■ What you have to do ■
All of the data should be repeated exactly; pictures are not part of the copy.

■ Entries shown ■
═══

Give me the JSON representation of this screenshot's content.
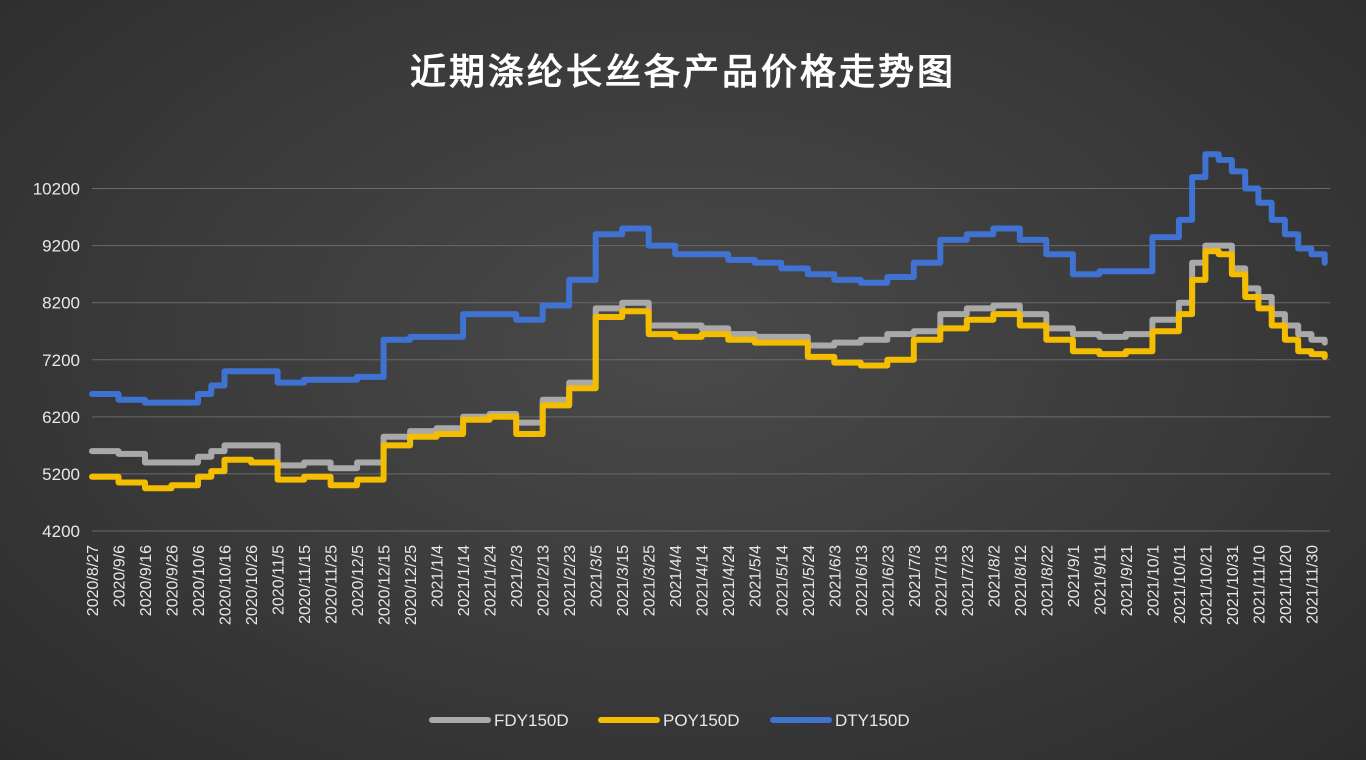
{
  "chart_data": {
    "type": "line",
    "title": "近期涤纶长丝各产品价格走势图",
    "xlabel": "",
    "ylabel": "",
    "ylim": [
      4200,
      10700
    ],
    "yticks": [
      4200,
      5200,
      6200,
      7200,
      8200,
      9200,
      10200
    ],
    "grid": true,
    "legend": "bottom",
    "x_start": "2020/8/27",
    "x_end": "2021/12/7",
    "x_tick_labels": [
      "2020/8/27",
      "2020/9/6",
      "2020/9/16",
      "2020/9/26",
      "2020/10/6",
      "2020/10/16",
      "2020/10/26",
      "2020/11/5",
      "2020/11/15",
      "2020/11/25",
      "2020/12/5",
      "2020/12/15",
      "2020/12/25",
      "2021/1/4",
      "2021/1/14",
      "2021/1/24",
      "2021/2/3",
      "2021/2/13",
      "2021/2/23",
      "2021/3/5",
      "2021/3/15",
      "2021/3/25",
      "2021/4/4",
      "2021/4/14",
      "2021/4/24",
      "2021/5/4",
      "2021/5/14",
      "2021/5/24",
      "2021/6/3",
      "2021/6/13",
      "2021/6/23",
      "2021/7/3",
      "2021/7/13",
      "2021/7/23",
      "2021/8/2",
      "2021/8/12",
      "2021/8/22",
      "2021/9/1",
      "2021/9/11",
      "2021/9/21",
      "2021/10/1",
      "2021/10/11",
      "2021/10/21",
      "2021/10/31",
      "2021/11/10",
      "2021/11/20",
      "2021/11/30"
    ],
    "x": [
      "2020/8/27",
      "2020/9/6",
      "2020/9/16",
      "2020/9/26",
      "2020/10/6",
      "2020/10/11",
      "2020/10/16",
      "2020/10/26",
      "2020/11/5",
      "2020/11/15",
      "2020/11/25",
      "2020/12/5",
      "2020/12/15",
      "2020/12/25",
      "2021/1/4",
      "2021/1/14",
      "2021/1/24",
      "2021/2/3",
      "2021/2/13",
      "2021/2/23",
      "2021/3/5",
      "2021/3/15",
      "2021/3/25",
      "2021/4/4",
      "2021/4/14",
      "2021/4/24",
      "2021/5/4",
      "2021/5/14",
      "2021/5/24",
      "2021/6/3",
      "2021/6/13",
      "2021/6/23",
      "2021/7/3",
      "2021/7/13",
      "2021/7/23",
      "2021/8/2",
      "2021/8/12",
      "2021/8/22",
      "2021/9/1",
      "2021/9/11",
      "2021/9/21",
      "2021/10/1",
      "2021/10/11",
      "2021/10/16",
      "2021/10/21",
      "2021/10/26",
      "2021/10/31",
      "2021/11/5",
      "2021/11/10",
      "2021/11/15",
      "2021/11/20",
      "2021/11/25",
      "2021/11/30",
      "2021/12/5"
    ],
    "series": [
      {
        "name": "DTY150D",
        "color": "#3f72d1",
        "values": [
          6600,
          6500,
          6450,
          6450,
          6600,
          6750,
          7000,
          7000,
          6800,
          6850,
          6850,
          6900,
          7550,
          7600,
          7600,
          8000,
          8000,
          7900,
          8150,
          8600,
          9400,
          9500,
          9200,
          9050,
          9050,
          8950,
          8900,
          8800,
          8700,
          8600,
          8550,
          8650,
          8900,
          9300,
          9400,
          9500,
          9300,
          9050,
          8700,
          8750,
          8750,
          9350,
          9650,
          10400,
          10800,
          10700,
          10500,
          10200,
          9950,
          9650,
          9400,
          9150,
          9050,
          8900
        ]
      },
      {
        "name": "FDY150D",
        "color": "#a9a9a9",
        "values": [
          5600,
          5550,
          5400,
          5400,
          5500,
          5600,
          5700,
          5700,
          5350,
          5400,
          5300,
          5400,
          5850,
          5950,
          6000,
          6200,
          6250,
          6100,
          6500,
          6800,
          8100,
          8200,
          7800,
          7800,
          7750,
          7650,
          7600,
          7600,
          7450,
          7500,
          7550,
          7650,
          7700,
          8000,
          8100,
          8150,
          8000,
          7750,
          7650,
          7600,
          7650,
          7900,
          8200,
          8900,
          9200,
          9200,
          8800,
          8450,
          8300,
          8000,
          7800,
          7650,
          7550,
          7500
        ]
      },
      {
        "name": "POY150D",
        "color": "#f5bd00",
        "values": [
          5150,
          5050,
          4950,
          5000,
          5150,
          5250,
          5450,
          5400,
          5100,
          5150,
          5000,
          5100,
          5700,
          5850,
          5900,
          6150,
          6200,
          5900,
          6400,
          6700,
          7950,
          8050,
          7650,
          7600,
          7650,
          7550,
          7500,
          7500,
          7250,
          7150,
          7100,
          7200,
          7550,
          7750,
          7900,
          8000,
          7800,
          7550,
          7350,
          7300,
          7350,
          7700,
          8000,
          8600,
          9100,
          9050,
          8700,
          8300,
          8100,
          7800,
          7550,
          7350,
          7300,
          7250
        ]
      }
    ]
  }
}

═══

■ The solution ■
Give me the JSON representation of this screenshot's content.
{
  "chart_data": {
    "type": "line",
    "title": "近期涤纶长丝各产品价格走势图",
    "xlabel": "",
    "ylabel": "",
    "ylim": [
      4200,
      10700
    ],
    "yticks": [
      4200,
      5200,
      6200,
      7200,
      8200,
      9200,
      10200
    ],
    "grid": true,
    "legend": "bottom",
    "x_start": "2020/8/27",
    "x_end": "2021/12/7",
    "x_tick_labels": [
      "2020/8/27",
      "2020/9/6",
      "2020/9/16",
      "2020/9/26",
      "2020/10/6",
      "2020/10/16",
      "2020/10/26",
      "2020/11/5",
      "2020/11/15",
      "2020/11/25",
      "2020/12/5",
      "2020/12/15",
      "2020/12/25",
      "2021/1/4",
      "2021/1/14",
      "2021/1/24",
      "2021/2/3",
      "2021/2/13",
      "2021/2/23",
      "2021/3/5",
      "2021/3/15",
      "2021/3/25",
      "2021/4/4",
      "2021/4/14",
      "2021/4/24",
      "2021/5/4",
      "2021/5/14",
      "2021/5/24",
      "2021/6/3",
      "2021/6/13",
      "2021/6/23",
      "2021/7/3",
      "2021/7/13",
      "2021/7/23",
      "2021/8/2",
      "2021/8/12",
      "2021/8/22",
      "2021/9/1",
      "2021/9/11",
      "2021/9/21",
      "2021/10/1",
      "2021/10/11",
      "2021/10/21",
      "2021/10/31",
      "2021/11/10",
      "2021/11/20",
      "2021/11/30"
    ],
    "x": [
      "2020/8/27",
      "2020/9/6",
      "2020/9/16",
      "2020/9/26",
      "2020/10/6",
      "2020/10/11",
      "2020/10/16",
      "2020/10/26",
      "2020/11/5",
      "2020/11/15",
      "2020/11/25",
      "2020/12/5",
      "2020/12/15",
      "2020/12/25",
      "2021/1/4",
      "2021/1/14",
      "2021/1/24",
      "2021/2/3",
      "2021/2/13",
      "2021/2/23",
      "2021/3/5",
      "2021/3/15",
      "2021/3/25",
      "2021/4/4",
      "2021/4/14",
      "2021/4/24",
      "2021/5/4",
      "2021/5/14",
      "2021/5/24",
      "2021/6/3",
      "2021/6/13",
      "2021/6/23",
      "2021/7/3",
      "2021/7/13",
      "2021/7/23",
      "2021/8/2",
      "2021/8/12",
      "2021/8/22",
      "2021/9/1",
      "2021/9/11",
      "2021/9/21",
      "2021/10/1",
      "2021/10/11",
      "2021/10/16",
      "2021/10/21",
      "2021/10/26",
      "2021/10/31",
      "2021/11/5",
      "2021/11/10",
      "2021/11/15",
      "2021/11/20",
      "2021/11/25",
      "2021/11/30",
      "2021/12/5"
    ],
    "series": [
      {
        "name": "DTY150D",
        "color": "#3f72d1",
        "values": [
          6600,
          6500,
          6450,
          6450,
          6600,
          6750,
          7000,
          7000,
          6800,
          6850,
          6850,
          6900,
          7550,
          7600,
          7600,
          8000,
          8000,
          7900,
          8150,
          8600,
          9400,
          9500,
          9200,
          9050,
          9050,
          8950,
          8900,
          8800,
          8700,
          8600,
          8550,
          8650,
          8900,
          9300,
          9400,
          9500,
          9300,
          9050,
          8700,
          8750,
          8750,
          9350,
          9650,
          10400,
          10800,
          10700,
          10500,
          10200,
          9950,
          9650,
          9400,
          9150,
          9050,
          8900
        ]
      },
      {
        "name": "FDY150D",
        "color": "#a9a9a9",
        "values": [
          5600,
          5550,
          5400,
          5400,
          5500,
          5600,
          5700,
          5700,
          5350,
          5400,
          5300,
          5400,
          5850,
          5950,
          6000,
          6200,
          6250,
          6100,
          6500,
          6800,
          8100,
          8200,
          7800,
          7800,
          7750,
          7650,
          7600,
          7600,
          7450,
          7500,
          7550,
          7650,
          7700,
          8000,
          8100,
          8150,
          8000,
          7750,
          7650,
          7600,
          7650,
          7900,
          8200,
          8900,
          9200,
          9200,
          8800,
          8450,
          8300,
          8000,
          7800,
          7650,
          7550,
          7500
        ]
      },
      {
        "name": "POY150D",
        "color": "#f5bd00",
        "values": [
          5150,
          5050,
          4950,
          5000,
          5150,
          5250,
          5450,
          5400,
          5100,
          5150,
          5000,
          5100,
          5700,
          5850,
          5900,
          6150,
          6200,
          5900,
          6400,
          6700,
          7950,
          8050,
          7650,
          7600,
          7650,
          7550,
          7500,
          7500,
          7250,
          7150,
          7100,
          7200,
          7550,
          7750,
          7900,
          8000,
          7800,
          7550,
          7350,
          7300,
          7350,
          7700,
          8000,
          8600,
          9100,
          9050,
          8700,
          8300,
          8100,
          7800,
          7550,
          7350,
          7300,
          7250
        ]
      }
    ]
  }
}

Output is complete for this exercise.